Report the count of lines holding "milk" in the records, with no other words.

━━━━━━━━

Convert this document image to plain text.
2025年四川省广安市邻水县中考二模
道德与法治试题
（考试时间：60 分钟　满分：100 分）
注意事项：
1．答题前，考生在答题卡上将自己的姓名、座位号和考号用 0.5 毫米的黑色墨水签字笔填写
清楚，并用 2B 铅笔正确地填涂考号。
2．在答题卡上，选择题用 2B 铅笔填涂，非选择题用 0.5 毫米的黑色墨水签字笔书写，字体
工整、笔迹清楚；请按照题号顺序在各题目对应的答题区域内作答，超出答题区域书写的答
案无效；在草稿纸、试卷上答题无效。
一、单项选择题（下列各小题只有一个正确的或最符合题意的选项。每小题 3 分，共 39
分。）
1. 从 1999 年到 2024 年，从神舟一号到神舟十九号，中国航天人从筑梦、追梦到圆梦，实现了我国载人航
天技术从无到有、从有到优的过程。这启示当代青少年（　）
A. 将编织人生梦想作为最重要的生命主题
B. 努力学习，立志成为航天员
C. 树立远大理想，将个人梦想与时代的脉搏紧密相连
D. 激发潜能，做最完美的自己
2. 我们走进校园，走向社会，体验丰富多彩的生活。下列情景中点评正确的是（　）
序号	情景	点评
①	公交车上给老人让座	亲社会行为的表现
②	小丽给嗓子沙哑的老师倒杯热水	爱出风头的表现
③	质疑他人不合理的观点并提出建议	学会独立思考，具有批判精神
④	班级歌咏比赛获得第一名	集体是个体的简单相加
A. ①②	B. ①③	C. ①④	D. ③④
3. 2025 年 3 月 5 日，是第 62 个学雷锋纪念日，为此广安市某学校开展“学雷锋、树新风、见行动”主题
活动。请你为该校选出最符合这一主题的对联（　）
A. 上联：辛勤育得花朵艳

━━━━━━━━

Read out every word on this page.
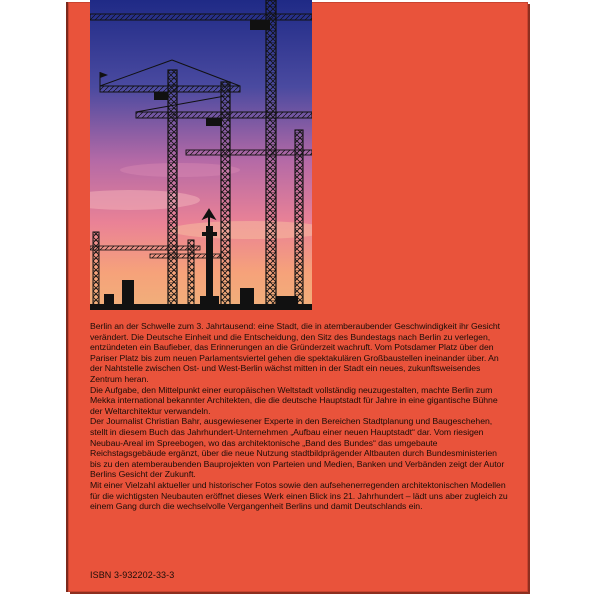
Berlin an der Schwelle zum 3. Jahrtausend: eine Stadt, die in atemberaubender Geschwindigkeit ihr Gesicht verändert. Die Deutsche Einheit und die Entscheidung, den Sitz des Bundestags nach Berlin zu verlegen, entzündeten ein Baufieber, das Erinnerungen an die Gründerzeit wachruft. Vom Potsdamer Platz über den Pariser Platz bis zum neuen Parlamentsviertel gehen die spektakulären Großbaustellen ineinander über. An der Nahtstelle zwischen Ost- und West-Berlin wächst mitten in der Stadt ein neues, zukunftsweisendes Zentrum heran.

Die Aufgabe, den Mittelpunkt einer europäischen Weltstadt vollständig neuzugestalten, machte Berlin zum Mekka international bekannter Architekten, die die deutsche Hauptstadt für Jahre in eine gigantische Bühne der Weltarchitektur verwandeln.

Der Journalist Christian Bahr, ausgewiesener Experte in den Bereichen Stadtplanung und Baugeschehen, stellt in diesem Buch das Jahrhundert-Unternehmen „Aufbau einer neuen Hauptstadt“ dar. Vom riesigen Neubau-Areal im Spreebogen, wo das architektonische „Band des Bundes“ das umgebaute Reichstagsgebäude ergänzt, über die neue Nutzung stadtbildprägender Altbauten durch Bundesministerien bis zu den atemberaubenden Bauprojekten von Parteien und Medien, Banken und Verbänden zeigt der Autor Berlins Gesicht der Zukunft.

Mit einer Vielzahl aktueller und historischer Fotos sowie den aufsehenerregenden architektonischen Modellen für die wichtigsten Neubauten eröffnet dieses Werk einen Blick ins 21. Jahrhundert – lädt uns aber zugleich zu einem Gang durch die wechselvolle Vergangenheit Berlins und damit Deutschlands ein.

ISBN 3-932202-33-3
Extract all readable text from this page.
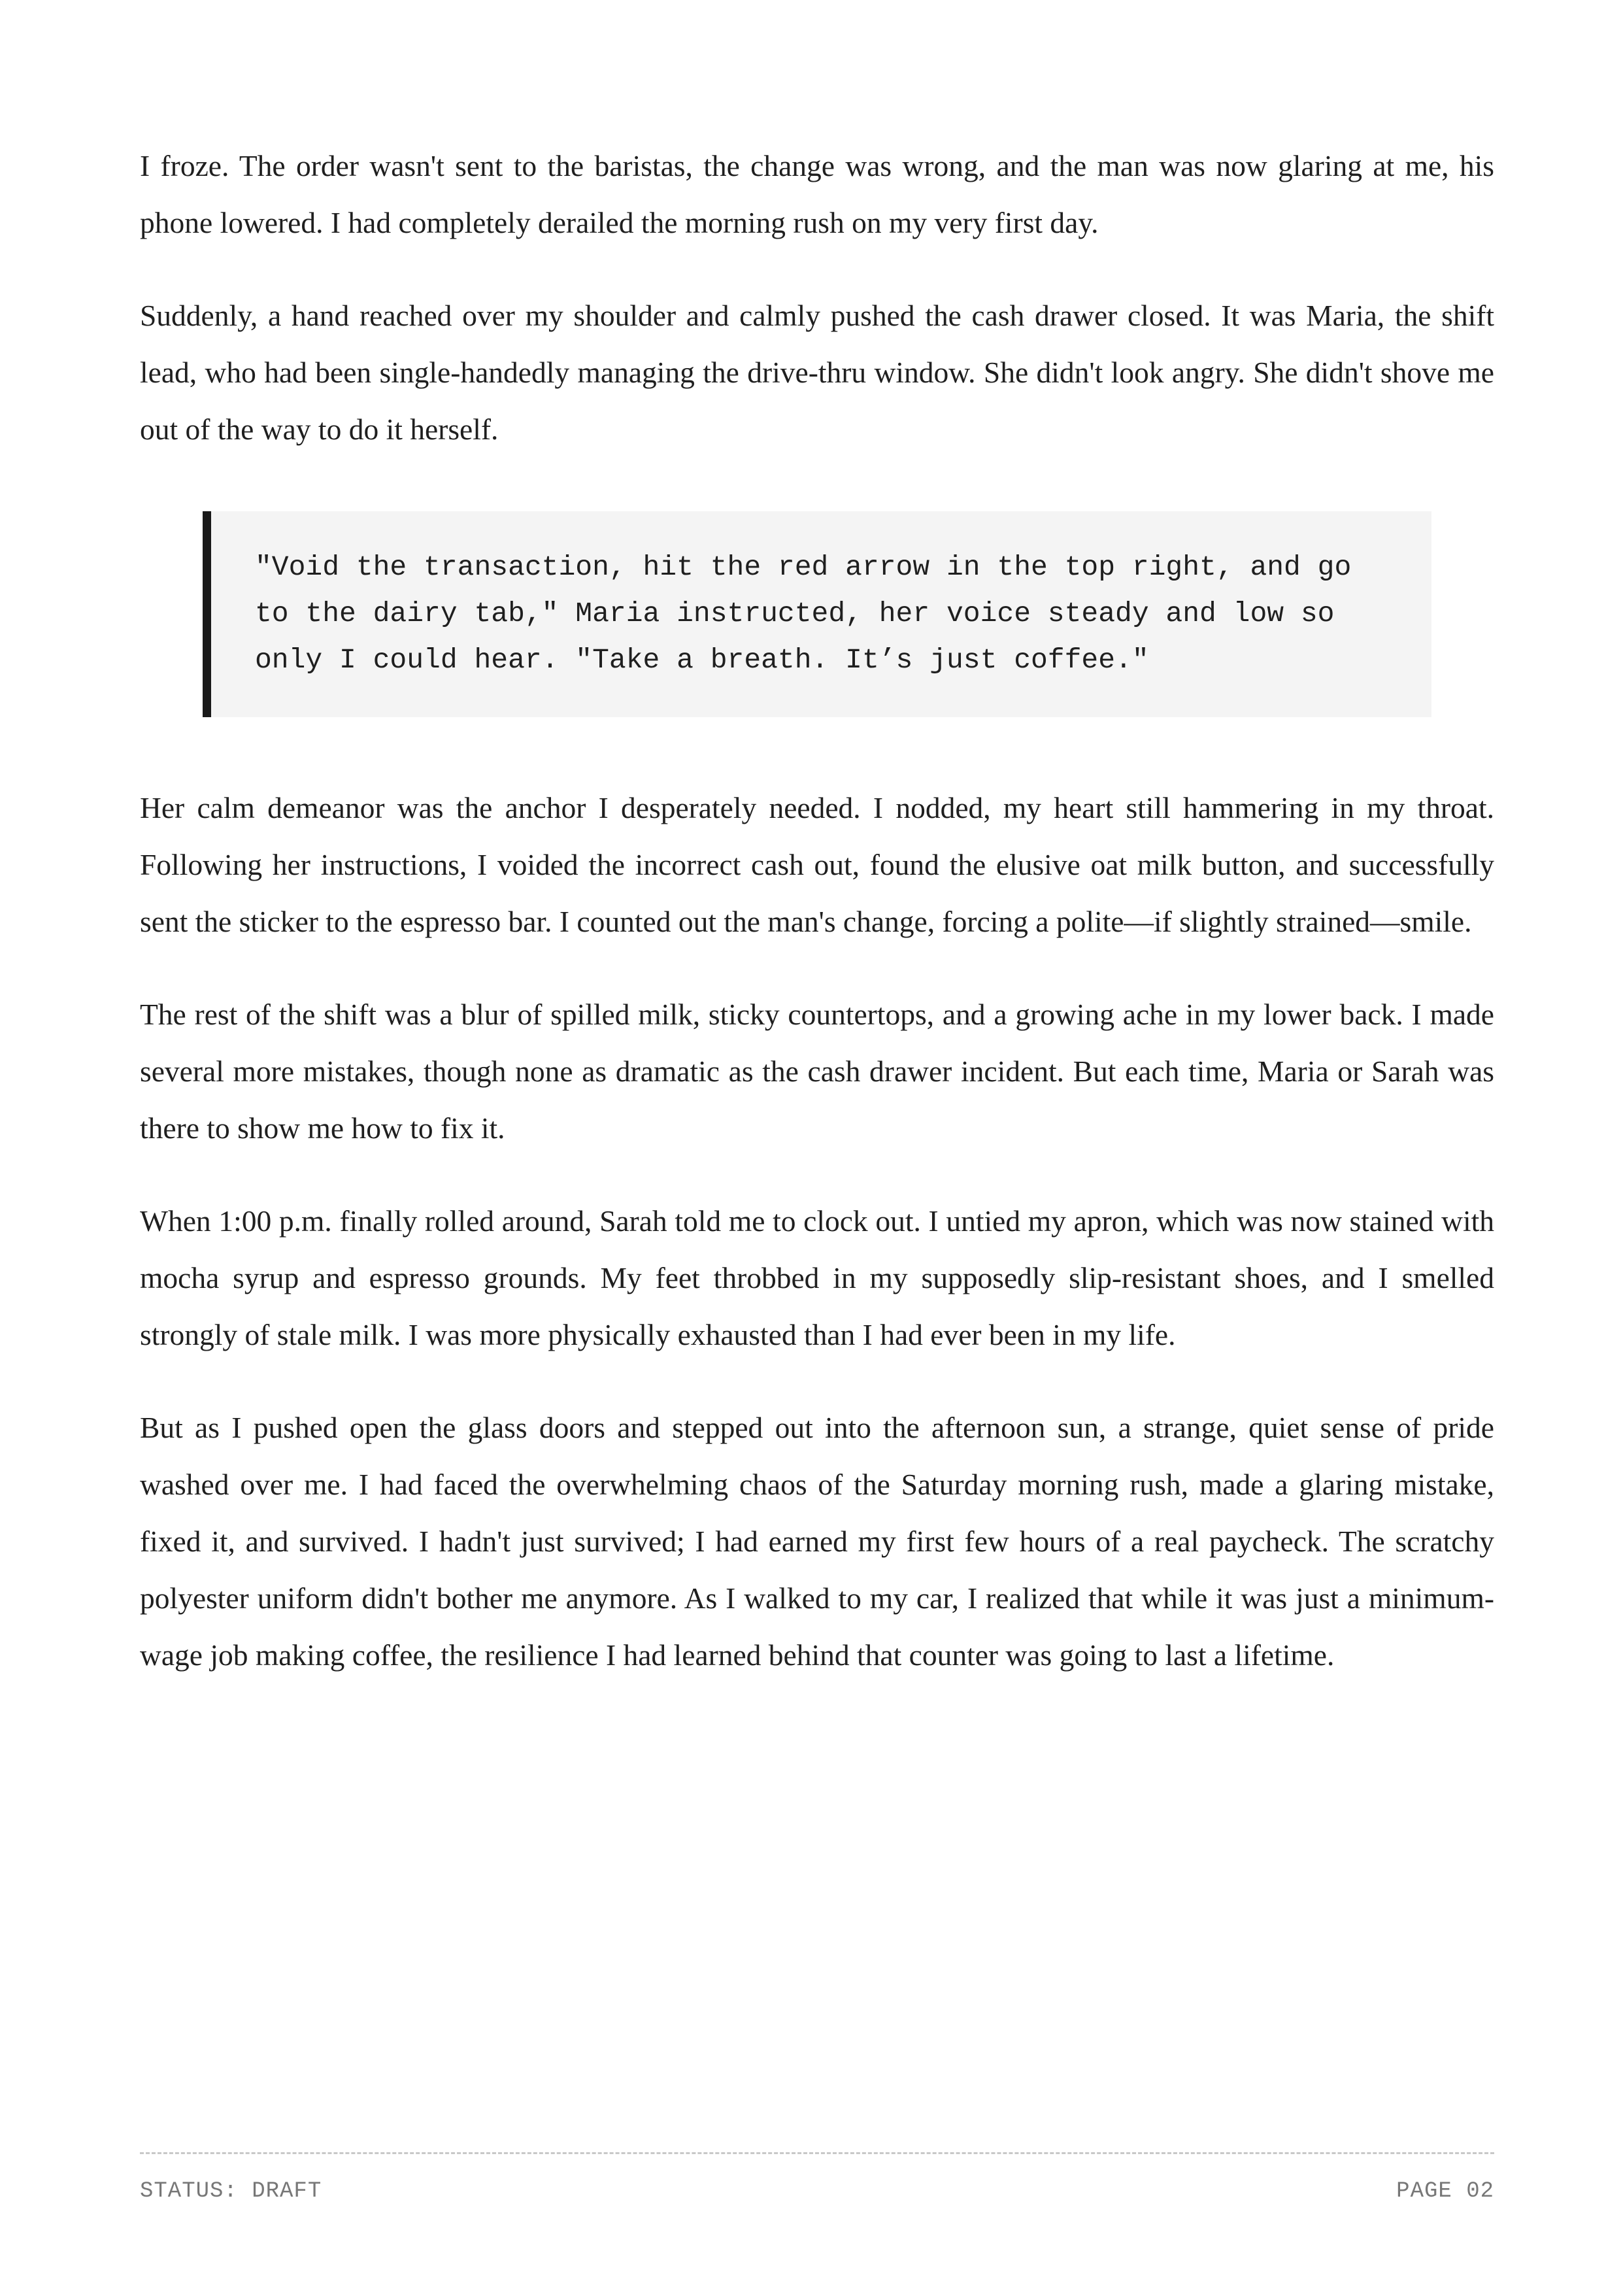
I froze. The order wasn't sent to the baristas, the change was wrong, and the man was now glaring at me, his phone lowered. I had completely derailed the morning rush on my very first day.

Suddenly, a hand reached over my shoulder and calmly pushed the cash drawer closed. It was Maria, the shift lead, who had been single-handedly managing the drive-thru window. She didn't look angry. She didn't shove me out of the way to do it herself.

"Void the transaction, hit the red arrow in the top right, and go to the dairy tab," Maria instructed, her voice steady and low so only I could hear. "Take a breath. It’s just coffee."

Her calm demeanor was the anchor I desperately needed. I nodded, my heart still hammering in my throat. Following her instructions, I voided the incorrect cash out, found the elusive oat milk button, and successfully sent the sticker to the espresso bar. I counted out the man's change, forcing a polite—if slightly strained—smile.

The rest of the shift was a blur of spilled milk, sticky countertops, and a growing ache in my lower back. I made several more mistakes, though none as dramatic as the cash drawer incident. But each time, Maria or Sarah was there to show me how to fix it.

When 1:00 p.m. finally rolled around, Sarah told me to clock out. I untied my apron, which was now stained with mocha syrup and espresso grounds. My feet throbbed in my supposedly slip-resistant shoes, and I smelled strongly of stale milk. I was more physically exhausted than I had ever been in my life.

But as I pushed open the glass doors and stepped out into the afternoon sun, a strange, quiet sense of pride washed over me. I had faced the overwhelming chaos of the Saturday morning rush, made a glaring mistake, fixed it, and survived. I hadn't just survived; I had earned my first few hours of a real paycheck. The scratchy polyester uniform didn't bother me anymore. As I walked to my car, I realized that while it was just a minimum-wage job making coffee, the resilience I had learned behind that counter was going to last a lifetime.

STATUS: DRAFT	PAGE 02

━━━━━━━━

RESULT OF THE EXERCISE: 3